(Dataset listings of figures)
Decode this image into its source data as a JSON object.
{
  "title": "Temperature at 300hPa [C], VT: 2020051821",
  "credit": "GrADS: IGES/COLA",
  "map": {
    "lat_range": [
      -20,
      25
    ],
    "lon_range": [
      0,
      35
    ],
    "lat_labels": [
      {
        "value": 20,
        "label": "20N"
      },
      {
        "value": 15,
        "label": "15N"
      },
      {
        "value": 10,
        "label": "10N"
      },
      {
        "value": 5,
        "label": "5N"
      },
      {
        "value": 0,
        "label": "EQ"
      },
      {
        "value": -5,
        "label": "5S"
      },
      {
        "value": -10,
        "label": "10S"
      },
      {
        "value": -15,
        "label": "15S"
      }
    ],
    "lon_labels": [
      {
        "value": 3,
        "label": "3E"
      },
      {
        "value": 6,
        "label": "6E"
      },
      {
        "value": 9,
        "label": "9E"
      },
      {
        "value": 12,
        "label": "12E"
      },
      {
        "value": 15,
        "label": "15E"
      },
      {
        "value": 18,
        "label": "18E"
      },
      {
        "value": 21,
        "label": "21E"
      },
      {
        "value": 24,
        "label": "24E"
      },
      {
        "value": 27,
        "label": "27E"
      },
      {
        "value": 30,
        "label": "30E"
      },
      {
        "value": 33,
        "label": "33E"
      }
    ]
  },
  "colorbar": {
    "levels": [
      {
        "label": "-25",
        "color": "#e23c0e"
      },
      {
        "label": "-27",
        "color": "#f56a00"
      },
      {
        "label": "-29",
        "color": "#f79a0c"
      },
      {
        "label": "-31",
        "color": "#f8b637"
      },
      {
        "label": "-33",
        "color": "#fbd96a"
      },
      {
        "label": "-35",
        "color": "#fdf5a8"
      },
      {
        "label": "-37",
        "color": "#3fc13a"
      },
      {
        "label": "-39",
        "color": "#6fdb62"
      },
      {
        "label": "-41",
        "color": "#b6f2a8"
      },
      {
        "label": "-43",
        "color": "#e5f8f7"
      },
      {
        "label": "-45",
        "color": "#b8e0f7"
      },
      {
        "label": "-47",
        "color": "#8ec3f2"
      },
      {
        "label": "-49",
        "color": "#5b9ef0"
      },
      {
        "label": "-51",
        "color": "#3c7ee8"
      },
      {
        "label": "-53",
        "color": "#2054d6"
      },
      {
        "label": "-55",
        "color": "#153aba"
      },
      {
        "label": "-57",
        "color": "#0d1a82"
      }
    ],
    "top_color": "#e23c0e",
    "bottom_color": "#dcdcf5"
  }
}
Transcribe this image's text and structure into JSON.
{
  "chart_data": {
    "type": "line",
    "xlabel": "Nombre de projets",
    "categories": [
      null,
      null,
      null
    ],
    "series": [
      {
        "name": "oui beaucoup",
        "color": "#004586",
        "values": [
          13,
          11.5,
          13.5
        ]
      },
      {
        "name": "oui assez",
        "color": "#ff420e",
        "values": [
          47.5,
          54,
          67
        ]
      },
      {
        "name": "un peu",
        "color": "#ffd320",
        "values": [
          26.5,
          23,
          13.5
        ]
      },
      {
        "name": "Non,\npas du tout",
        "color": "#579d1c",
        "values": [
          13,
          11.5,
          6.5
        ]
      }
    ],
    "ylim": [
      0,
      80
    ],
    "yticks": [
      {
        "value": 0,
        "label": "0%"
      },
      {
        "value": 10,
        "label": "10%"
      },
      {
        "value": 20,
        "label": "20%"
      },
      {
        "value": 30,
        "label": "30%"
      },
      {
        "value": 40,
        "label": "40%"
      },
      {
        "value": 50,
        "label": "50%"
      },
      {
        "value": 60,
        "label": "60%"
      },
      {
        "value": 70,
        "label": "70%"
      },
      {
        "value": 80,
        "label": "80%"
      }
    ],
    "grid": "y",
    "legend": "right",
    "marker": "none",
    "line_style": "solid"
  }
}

▸ **Given exercise**:
Which lines hold the string "JSON"? Copy all of them from the data above.

▸ **Result**:
Decode this image into its source data as a JSON object.
Transcribe this image's text and structure into JSON.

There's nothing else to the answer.